Filter the records for lines holding the string "hình".

### Recorded data
++++
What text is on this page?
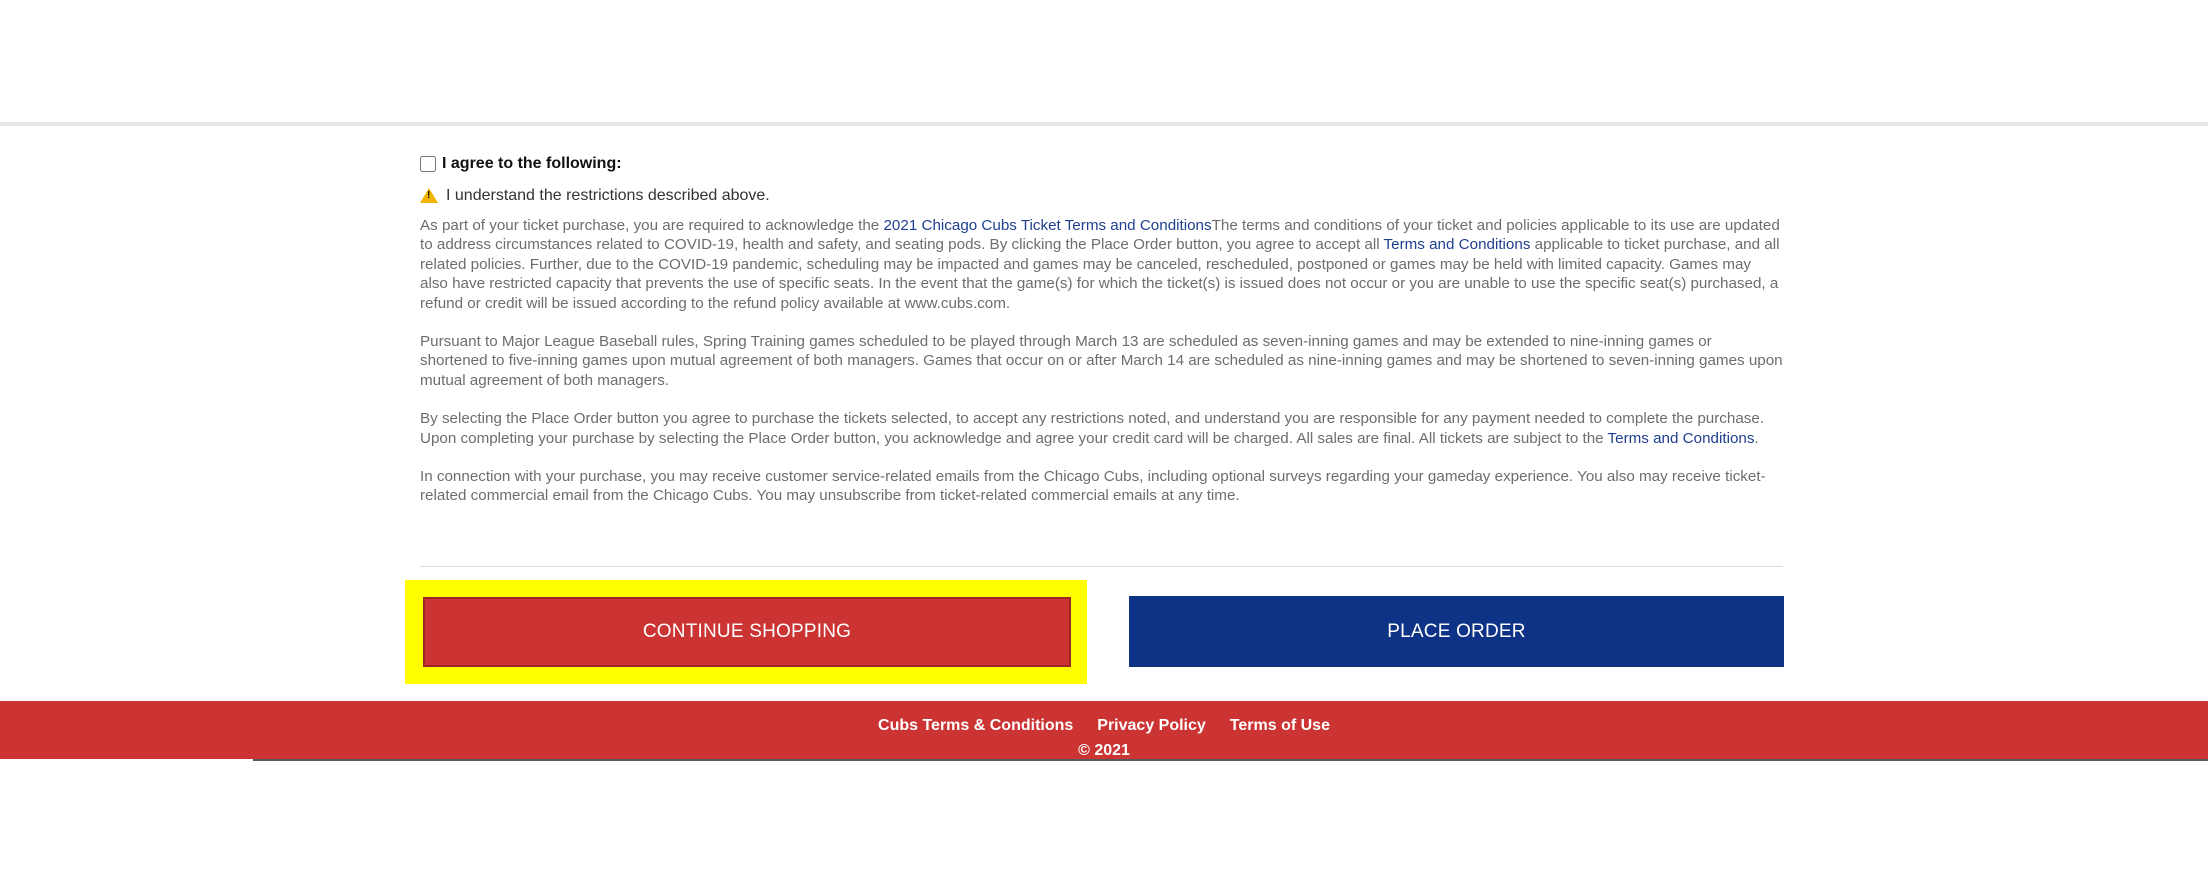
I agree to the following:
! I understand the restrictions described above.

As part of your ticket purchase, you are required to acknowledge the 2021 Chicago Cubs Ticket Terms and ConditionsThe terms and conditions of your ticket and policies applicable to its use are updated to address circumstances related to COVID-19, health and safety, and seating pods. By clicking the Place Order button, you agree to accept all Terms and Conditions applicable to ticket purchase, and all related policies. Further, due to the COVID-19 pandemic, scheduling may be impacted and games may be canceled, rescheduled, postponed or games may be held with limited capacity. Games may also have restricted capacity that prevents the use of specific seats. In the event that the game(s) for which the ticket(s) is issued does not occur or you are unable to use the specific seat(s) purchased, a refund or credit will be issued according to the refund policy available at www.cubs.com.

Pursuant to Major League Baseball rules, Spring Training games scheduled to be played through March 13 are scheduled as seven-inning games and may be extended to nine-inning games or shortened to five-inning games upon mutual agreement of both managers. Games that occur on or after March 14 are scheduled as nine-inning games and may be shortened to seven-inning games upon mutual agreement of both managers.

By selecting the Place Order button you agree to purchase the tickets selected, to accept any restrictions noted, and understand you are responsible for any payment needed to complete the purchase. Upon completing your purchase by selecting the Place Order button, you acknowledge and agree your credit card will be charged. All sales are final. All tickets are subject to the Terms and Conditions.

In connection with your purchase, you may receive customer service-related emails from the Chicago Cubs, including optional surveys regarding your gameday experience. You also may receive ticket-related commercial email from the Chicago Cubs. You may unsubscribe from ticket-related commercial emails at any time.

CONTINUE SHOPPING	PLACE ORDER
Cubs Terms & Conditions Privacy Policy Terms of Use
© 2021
++++
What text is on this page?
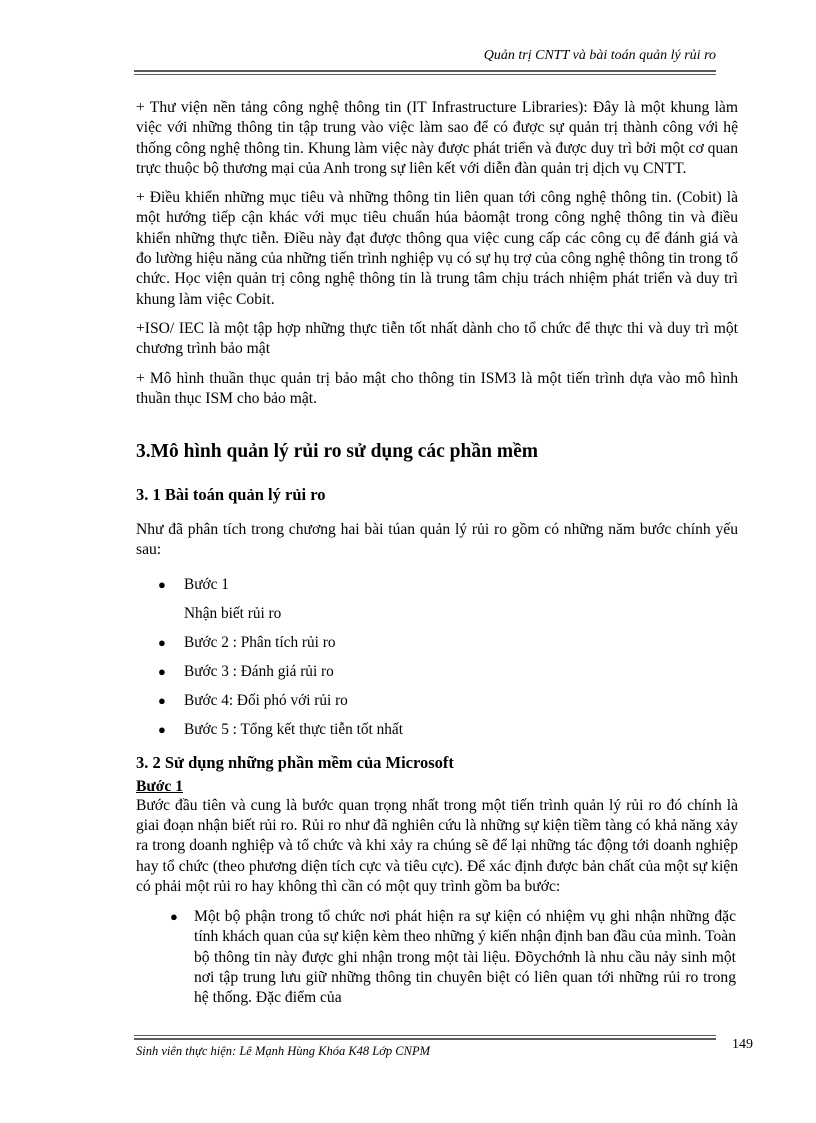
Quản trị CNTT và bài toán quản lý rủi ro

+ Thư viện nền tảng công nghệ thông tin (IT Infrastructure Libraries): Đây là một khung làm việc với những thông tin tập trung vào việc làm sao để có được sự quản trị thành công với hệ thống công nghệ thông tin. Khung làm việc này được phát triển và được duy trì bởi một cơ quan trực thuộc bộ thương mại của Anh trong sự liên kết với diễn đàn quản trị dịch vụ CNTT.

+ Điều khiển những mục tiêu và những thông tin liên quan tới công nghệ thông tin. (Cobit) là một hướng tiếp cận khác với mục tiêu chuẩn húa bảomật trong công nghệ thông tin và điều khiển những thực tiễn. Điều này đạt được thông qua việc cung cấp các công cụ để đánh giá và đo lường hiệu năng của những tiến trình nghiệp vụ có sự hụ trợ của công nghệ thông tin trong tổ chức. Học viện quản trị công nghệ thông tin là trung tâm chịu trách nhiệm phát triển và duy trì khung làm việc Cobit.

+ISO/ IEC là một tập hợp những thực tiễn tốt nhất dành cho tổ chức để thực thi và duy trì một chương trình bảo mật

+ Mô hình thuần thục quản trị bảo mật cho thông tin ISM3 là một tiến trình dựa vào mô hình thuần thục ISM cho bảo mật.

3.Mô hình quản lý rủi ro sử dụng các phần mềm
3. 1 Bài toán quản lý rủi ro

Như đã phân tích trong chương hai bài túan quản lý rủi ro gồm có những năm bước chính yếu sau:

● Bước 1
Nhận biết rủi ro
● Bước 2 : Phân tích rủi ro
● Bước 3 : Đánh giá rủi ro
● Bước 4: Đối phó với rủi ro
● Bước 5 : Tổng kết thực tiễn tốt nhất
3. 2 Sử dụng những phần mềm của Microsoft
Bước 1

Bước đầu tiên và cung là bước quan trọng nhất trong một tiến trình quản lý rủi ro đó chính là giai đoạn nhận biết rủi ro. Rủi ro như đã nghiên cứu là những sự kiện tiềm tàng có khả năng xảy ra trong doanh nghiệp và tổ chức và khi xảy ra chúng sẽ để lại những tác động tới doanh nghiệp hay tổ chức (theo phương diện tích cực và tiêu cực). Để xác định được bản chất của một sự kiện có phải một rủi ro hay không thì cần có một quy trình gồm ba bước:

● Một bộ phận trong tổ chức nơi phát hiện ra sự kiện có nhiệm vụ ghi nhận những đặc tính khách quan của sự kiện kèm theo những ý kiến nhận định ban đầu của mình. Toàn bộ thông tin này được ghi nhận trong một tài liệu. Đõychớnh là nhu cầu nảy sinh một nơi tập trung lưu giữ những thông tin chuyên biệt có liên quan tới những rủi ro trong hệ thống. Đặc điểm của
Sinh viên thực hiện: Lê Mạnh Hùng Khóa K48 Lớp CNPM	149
++++
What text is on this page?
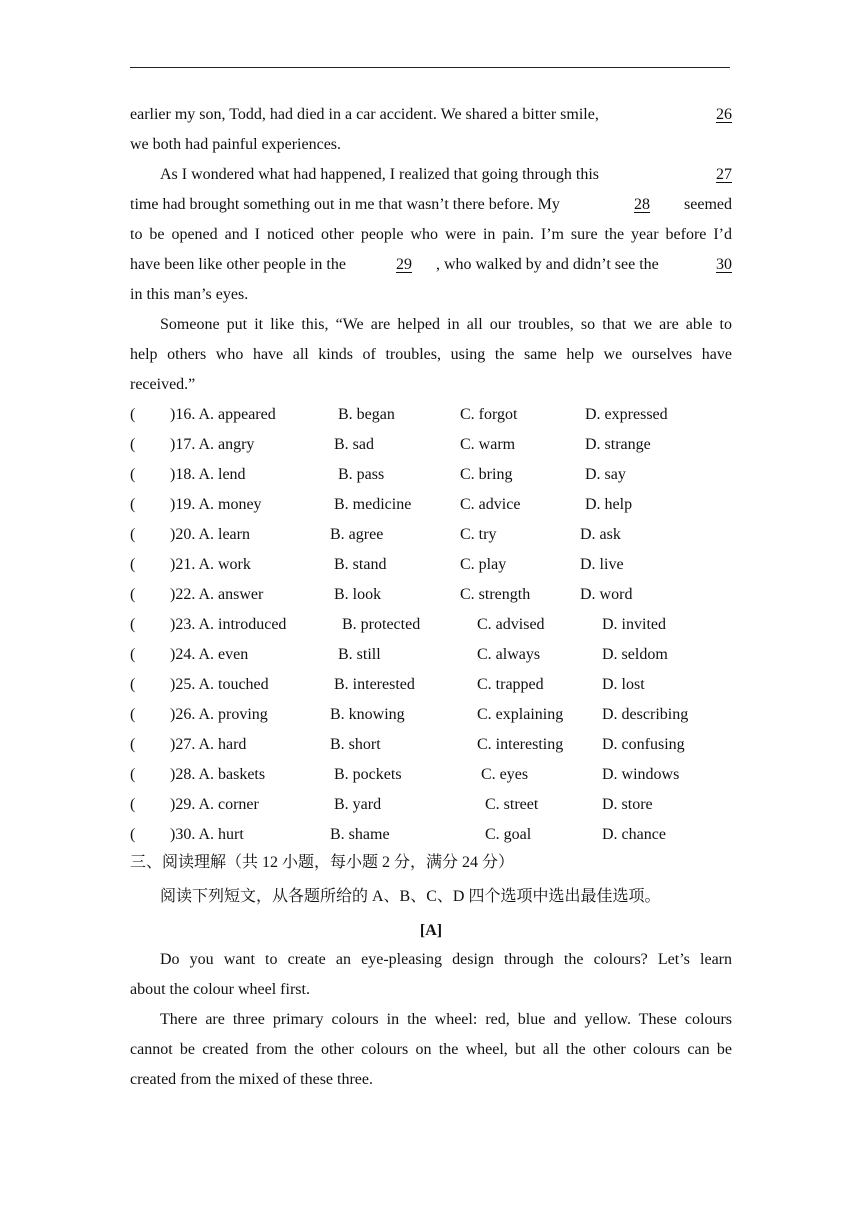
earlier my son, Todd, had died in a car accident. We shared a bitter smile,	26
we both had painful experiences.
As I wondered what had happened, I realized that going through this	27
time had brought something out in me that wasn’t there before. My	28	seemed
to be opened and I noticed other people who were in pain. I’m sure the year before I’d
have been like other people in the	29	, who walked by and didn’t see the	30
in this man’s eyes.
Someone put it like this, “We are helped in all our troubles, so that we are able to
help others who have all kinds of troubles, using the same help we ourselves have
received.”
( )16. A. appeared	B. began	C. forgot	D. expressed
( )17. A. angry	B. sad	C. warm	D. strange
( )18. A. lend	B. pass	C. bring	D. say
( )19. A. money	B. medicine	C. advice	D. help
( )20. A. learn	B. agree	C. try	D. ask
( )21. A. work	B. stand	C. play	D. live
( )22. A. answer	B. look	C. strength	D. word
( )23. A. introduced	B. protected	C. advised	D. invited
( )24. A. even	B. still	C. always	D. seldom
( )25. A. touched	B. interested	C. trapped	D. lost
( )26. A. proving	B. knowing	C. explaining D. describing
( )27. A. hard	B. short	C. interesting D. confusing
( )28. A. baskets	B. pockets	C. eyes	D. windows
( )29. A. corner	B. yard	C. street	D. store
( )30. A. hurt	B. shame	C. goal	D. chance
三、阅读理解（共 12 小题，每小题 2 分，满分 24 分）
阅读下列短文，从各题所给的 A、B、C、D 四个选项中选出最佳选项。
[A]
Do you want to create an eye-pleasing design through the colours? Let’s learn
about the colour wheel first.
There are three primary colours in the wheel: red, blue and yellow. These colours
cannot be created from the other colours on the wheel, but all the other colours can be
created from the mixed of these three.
++++
### Correct output
+ Mô hình thuần thục quản trị bảo mật cho thông tin ISM3 là một tiến trình dựa vào mô hình thuần thục ISM cho bảo mật.
3.Mô hình quản lý rủi ro sử dụng các phần mềm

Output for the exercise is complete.